### Exercise:
Copy each line holding the string "specifying".
-------- Information provided --------
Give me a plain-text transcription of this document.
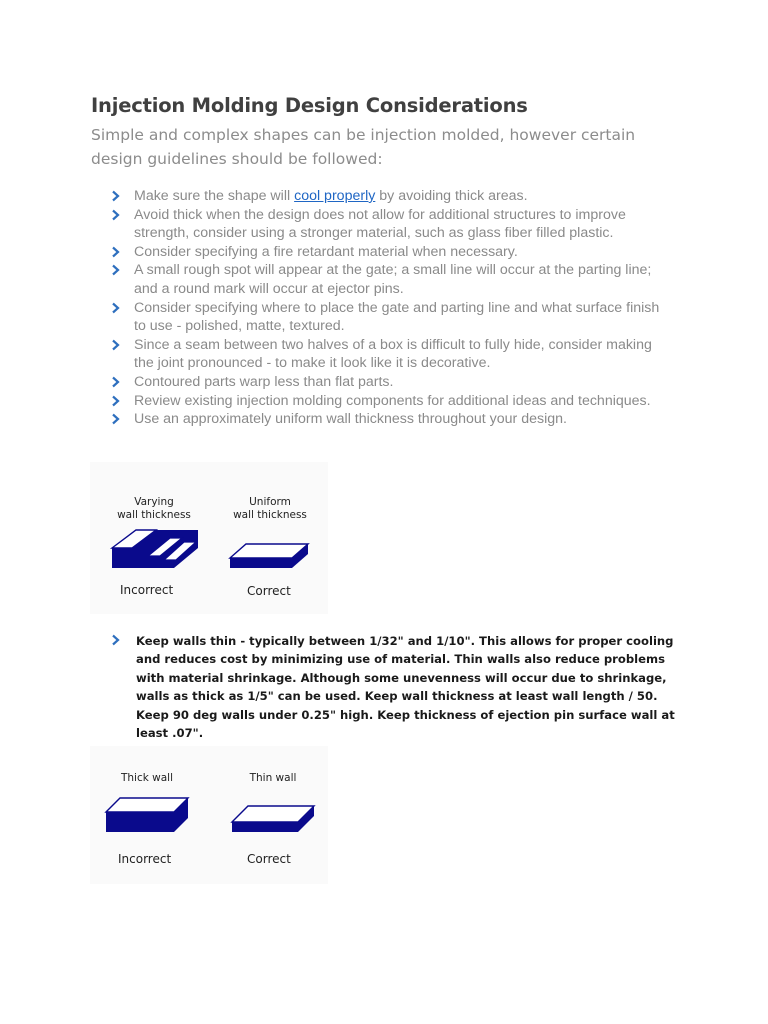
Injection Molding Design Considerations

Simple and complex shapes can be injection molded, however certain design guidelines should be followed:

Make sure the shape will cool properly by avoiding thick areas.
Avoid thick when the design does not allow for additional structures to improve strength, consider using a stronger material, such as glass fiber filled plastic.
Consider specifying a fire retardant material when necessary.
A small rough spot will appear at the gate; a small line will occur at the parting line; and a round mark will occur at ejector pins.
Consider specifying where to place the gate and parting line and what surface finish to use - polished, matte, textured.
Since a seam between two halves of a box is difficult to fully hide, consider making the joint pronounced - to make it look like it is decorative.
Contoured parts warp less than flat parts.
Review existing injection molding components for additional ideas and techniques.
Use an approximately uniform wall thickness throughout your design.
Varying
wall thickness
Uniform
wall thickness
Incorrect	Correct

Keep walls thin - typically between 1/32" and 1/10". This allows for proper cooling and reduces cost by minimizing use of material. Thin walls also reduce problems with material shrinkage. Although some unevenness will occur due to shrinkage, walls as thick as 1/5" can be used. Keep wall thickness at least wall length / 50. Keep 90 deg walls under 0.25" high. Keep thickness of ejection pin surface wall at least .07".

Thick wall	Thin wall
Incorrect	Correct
--------
### In response:
Consider specifying a fire retardant material when necessary.
Consider specifying where to place the gate and parting line and what surface finish to use - polished, matte, textured.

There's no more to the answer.